### PROBLEM TO SOLVE:
Return a copy of every line in the records that includes the word "square".

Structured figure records
— start —
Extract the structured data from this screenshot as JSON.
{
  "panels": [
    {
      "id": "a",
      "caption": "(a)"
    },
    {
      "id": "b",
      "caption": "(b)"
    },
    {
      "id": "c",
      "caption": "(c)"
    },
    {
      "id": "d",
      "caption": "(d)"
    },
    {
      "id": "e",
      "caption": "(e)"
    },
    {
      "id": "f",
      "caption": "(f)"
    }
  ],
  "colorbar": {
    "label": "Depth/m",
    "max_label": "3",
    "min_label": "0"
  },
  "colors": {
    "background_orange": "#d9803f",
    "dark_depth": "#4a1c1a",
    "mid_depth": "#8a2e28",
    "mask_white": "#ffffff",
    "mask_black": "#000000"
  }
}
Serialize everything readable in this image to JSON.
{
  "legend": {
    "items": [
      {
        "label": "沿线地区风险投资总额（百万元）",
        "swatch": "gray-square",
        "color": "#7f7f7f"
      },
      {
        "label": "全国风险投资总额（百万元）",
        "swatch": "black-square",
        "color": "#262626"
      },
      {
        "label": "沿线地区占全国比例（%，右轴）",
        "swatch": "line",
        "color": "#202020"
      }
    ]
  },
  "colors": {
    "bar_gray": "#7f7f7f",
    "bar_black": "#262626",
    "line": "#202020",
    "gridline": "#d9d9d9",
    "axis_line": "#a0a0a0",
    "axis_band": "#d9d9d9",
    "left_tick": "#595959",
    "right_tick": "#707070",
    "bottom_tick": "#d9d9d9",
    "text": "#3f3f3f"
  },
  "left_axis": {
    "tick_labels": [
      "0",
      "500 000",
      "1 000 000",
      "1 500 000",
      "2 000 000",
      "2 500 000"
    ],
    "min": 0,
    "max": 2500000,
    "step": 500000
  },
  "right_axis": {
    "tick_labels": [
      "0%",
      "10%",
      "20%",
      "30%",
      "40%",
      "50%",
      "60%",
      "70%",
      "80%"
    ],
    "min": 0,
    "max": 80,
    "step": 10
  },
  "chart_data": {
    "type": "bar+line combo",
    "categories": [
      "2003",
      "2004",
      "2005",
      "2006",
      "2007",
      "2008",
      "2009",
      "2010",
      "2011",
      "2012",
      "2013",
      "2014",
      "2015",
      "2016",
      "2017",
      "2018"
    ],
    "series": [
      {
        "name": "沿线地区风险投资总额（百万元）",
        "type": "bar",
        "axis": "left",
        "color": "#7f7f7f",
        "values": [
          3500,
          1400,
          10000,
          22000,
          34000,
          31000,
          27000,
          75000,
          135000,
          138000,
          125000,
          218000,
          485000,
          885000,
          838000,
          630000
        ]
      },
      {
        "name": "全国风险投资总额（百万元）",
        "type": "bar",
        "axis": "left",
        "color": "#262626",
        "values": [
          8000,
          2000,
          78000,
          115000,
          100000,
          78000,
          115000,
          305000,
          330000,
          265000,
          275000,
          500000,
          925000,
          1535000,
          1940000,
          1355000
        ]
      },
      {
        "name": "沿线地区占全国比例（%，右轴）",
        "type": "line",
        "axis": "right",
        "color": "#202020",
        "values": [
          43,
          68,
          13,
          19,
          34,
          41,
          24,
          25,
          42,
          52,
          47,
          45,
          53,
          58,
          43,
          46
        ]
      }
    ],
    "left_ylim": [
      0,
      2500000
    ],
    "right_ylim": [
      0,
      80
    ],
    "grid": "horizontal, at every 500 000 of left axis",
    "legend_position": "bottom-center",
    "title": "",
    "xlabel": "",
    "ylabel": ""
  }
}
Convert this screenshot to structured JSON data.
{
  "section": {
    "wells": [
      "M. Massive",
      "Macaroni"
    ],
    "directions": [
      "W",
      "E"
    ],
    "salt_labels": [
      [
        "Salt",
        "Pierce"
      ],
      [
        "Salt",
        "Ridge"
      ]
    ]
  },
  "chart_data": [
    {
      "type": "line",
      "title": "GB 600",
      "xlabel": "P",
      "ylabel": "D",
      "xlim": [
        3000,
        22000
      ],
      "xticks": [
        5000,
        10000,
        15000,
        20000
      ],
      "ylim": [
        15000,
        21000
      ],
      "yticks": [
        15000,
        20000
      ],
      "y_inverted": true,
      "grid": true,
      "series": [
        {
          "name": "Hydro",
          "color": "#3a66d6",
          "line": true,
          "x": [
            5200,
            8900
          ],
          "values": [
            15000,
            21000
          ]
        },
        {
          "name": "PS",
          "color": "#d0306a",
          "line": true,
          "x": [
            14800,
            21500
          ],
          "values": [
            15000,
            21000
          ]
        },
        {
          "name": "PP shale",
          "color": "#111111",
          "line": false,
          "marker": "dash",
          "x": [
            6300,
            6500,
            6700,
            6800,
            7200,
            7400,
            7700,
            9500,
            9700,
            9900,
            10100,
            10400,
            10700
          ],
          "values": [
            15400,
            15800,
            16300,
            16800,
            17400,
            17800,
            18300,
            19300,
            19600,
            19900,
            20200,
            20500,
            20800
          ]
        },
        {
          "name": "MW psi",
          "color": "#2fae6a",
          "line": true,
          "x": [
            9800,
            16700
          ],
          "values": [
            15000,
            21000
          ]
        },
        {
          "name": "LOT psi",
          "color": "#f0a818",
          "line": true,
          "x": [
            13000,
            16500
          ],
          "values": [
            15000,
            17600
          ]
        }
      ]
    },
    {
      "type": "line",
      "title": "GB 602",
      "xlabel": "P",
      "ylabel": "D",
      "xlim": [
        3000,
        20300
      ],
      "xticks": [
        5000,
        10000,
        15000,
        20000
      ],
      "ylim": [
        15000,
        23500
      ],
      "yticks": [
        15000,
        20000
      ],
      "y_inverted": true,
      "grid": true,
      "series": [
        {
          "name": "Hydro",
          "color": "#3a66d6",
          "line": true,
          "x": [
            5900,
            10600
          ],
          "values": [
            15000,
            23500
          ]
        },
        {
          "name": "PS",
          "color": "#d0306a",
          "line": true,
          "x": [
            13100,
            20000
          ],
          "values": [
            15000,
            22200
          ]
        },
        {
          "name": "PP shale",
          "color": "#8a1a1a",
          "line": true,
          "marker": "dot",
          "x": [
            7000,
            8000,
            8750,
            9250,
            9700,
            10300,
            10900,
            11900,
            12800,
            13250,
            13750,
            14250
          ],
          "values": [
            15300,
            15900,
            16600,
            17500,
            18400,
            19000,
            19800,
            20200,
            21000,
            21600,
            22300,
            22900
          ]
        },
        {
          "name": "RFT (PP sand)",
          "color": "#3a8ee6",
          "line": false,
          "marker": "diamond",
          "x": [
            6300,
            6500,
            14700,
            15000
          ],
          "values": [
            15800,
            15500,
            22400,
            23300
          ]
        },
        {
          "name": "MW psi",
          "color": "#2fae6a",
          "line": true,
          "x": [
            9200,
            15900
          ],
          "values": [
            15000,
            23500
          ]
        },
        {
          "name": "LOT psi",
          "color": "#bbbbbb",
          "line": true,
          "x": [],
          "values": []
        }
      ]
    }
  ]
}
— end —
### OUTPUT BELOW:
        "swatch": "gray-square",
        "swatch": "black-square",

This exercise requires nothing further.